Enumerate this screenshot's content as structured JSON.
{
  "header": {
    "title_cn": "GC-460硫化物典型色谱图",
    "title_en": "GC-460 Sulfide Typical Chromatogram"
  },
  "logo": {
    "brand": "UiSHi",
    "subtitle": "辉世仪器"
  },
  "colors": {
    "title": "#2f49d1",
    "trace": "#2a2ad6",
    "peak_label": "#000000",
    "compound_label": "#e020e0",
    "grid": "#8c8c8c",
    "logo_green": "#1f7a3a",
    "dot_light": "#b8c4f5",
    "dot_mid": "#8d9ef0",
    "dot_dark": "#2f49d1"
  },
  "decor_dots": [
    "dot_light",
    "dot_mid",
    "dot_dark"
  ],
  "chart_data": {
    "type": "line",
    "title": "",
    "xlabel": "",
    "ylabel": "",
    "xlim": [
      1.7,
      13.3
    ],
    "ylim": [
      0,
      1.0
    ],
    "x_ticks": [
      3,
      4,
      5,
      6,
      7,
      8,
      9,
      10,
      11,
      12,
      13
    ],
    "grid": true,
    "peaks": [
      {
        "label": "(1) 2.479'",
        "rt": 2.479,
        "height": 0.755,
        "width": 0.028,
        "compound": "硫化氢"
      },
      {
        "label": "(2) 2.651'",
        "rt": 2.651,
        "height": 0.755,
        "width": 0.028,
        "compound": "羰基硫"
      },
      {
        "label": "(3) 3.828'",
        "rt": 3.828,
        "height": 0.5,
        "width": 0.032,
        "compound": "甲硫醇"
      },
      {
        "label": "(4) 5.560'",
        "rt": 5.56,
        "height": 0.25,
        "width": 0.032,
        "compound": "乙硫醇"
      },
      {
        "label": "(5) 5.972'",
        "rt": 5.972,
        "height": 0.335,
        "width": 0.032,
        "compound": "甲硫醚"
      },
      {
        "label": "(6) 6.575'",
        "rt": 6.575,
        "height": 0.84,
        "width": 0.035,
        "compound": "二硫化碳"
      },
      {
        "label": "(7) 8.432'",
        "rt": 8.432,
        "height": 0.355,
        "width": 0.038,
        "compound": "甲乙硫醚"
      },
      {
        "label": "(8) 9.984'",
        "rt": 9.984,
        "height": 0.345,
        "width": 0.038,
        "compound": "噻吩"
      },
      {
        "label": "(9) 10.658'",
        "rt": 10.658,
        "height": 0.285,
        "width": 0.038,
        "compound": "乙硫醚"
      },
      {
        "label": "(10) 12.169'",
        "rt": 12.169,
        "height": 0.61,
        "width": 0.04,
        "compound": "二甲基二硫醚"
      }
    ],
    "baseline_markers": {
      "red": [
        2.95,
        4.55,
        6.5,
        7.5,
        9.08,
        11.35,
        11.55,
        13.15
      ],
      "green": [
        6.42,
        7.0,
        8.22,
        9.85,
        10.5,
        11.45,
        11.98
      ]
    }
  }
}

_ _ _

**Request:**
Type out the full listing again, exactly as given.

**Right answer:**
Enumerate this screenshot's content as structured JSON.
{
  "header": {
    "title_cn": "GC-460硫化物典型色谱图",
    "title_en": "GC-460 Sulfide Typical Chromatogram"
  },
  "logo": {
    "brand": "UiSHi",
    "subtitle": "辉世仪器"
  },
  "colors": {
    "title": "#2f49d1",
    "trace": "#2a2ad6",
    "peak_label": "#000000",
    "compound_label": "#e020e0",
    "grid": "#8c8c8c",
    "logo_green": "#1f7a3a",
    "dot_light": "#b8c4f5",
    "dot_mid": "#8d9ef0",
    "dot_dark": "#2f49d1"
  },
  "decor_dots": [
    "dot_light",
    "dot_mid",
    "dot_dark"
  ],
  "chart_data": {
    "type": "line",
    "title": "",
    "xlabel": "",
    "ylabel": "",
    "xlim": [
      1.7,
      13.3
    ],
    "ylim": [
      0,
      1.0
    ],
    "x_ticks": [
      3,
      4,
      5,
      6,
      7,
      8,
      9,
      10,
      11,
      12,
      13
    ],
    "grid": true,
    "peaks": [
      {
        "label": "(1) 2.479'",
        "rt": 2.479,
        "height": 0.755,
        "width": 0.028,
        "compound": "硫化氢"
      },
      {
        "label": "(2) 2.651'",
        "rt": 2.651,
        "height": 0.755,
        "width": 0.028,
        "compound": "羰基硫"
      },
      {
        "label": "(3) 3.828'",
        "rt": 3.828,
        "height": 0.5,
        "width": 0.032,
        "compound": "甲硫醇"
      },
      {
        "label": "(4) 5.560'",
        "rt": 5.56,
        "height": 0.25,
        "width": 0.032,
        "compound": "乙硫醇"
      },
      {
        "label": "(5) 5.972'",
        "rt": 5.972,
        "height": 0.335,
        "width": 0.032,
        "compound": "甲硫醚"
      },
      {
        "label": "(6) 6.575'",
        "rt": 6.575,
        "height": 0.84,
        "width": 0.035,
        "compound": "二硫化碳"
      },
      {
        "label": "(7) 8.432'",
        "rt": 8.432,
        "height": 0.355,
        "width": 0.038,
        "compound": "甲乙硫醚"
      },
      {
        "label": "(8) 9.984'",
        "rt": 9.984,
        "height": 0.345,
        "width": 0.038,
        "compound": "噻吩"
      },
      {
        "label": "(9) 10.658'",
        "rt": 10.658,
        "height": 0.285,
        "width": 0.038,
        "compound": "乙硫醚"
      },
      {
        "label": "(10) 12.169'",
        "rt": 12.169,
        "height": 0.61,
        "width": 0.04,
        "compound": "二甲基二硫醚"
      }
    ],
    "baseline_markers": {
      "red": [
        2.95,
        4.55,
        6.5,
        7.5,
        9.08,
        11.35,
        11.55,
        13.15
      ],
      "green": [
        6.42,
        7.0,
        8.22,
        9.85,
        10.5,
        11.45,
        11.98
      ]
    }
  }
}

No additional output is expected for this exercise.